» STATED GOAL
Change every "x-tick-label" in these lines to "year-label" and leave everything else the same. Write the lines out again without the pictures.

» AVAILABLE DATA
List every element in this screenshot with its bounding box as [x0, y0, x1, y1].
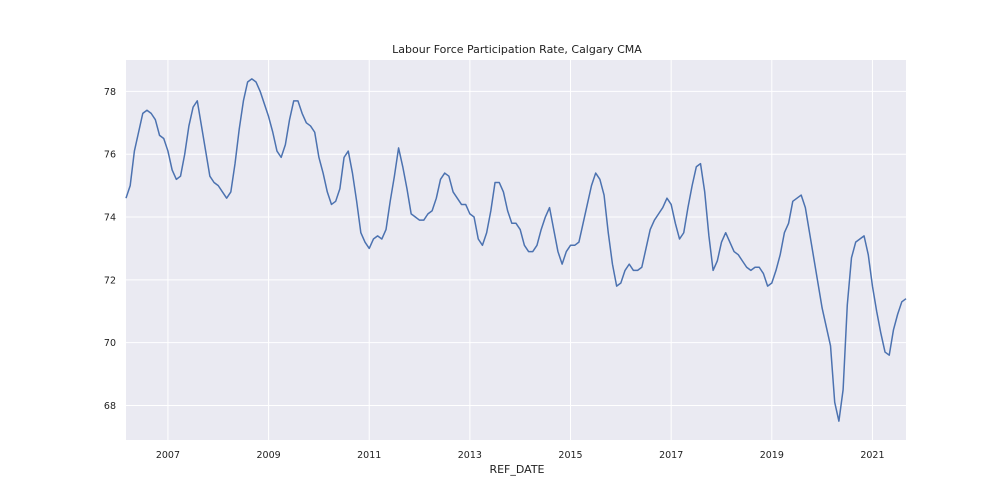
x-axis-label: REF_DATE [489, 463, 544, 476]
y-tick-label: 78 [104, 87, 116, 98]
y-tick-label: 74 [104, 213, 116, 224]
x-axis-ticks: 2007 2009 2011 2013 2015 2017 2019 2021 [156, 450, 885, 461]
x-tick-label: 2015 [558, 450, 582, 461]
x-tick-label: 2017 [659, 450, 683, 461]
plot-area [126, 60, 906, 440]
y-tick-label: 68 [104, 401, 116, 412]
y-tick-label: 72 [104, 275, 116, 286]
x-tick-label: 2009 [256, 450, 280, 461]
gridlines [126, 60, 906, 440]
y-axis-ticks: 68 70 72 74 76 78 [104, 87, 116, 412]
series-lines [125, 78, 907, 422]
x-tick-label: 2011 [357, 450, 381, 461]
y-tick-label: 70 [104, 338, 116, 349]
y-tick-label: 76 [104, 150, 116, 161]
x-tick-label: 2013 [458, 450, 482, 461]
x-tick-label: 2021 [860, 450, 884, 461]
x-tick-label: 2019 [760, 450, 784, 461]
series-line-0 [125, 78, 907, 422]
chart-title: Labour Force Participation Rate, Calgary… [392, 43, 642, 56]
x-tick-label: 2007 [156, 450, 180, 461]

» ANSWER TO THE PROBLEM
List every element in this screenshot with its bounding box as [x0, y0, x1, y1].
x-axis-label: REF_DATE [489, 463, 544, 476]
y-tick-label: 78 [104, 87, 116, 98]
y-tick-label: 74 [104, 213, 116, 224]
x-axis-ticks: 2007 2009 2011 2013 2015 2017 2019 2021 [156, 450, 885, 461]
year-label: 2015 [558, 450, 582, 461]
year-label: 2017 [659, 450, 683, 461]
plot-area [126, 60, 906, 440]
y-tick-label: 68 [104, 401, 116, 412]
y-tick-label: 72 [104, 275, 116, 286]
year-label: 2009 [256, 450, 280, 461]
gridlines [126, 60, 906, 440]
y-axis-ticks: 68 70 72 74 76 78 [104, 87, 116, 412]
series-lines [125, 78, 907, 422]
year-label: 2011 [357, 450, 381, 461]
y-tick-label: 70 [104, 338, 116, 349]
y-tick-label: 76 [104, 150, 116, 161]
year-label: 2013 [458, 450, 482, 461]
year-label: 2021 [860, 450, 884, 461]
year-label: 2019 [760, 450, 784, 461]
series-line-0 [125, 78, 907, 422]
chart-title: Labour Force Participation Rate, Calgary… [392, 43, 642, 56]
year-label: 2007 [156, 450, 180, 461]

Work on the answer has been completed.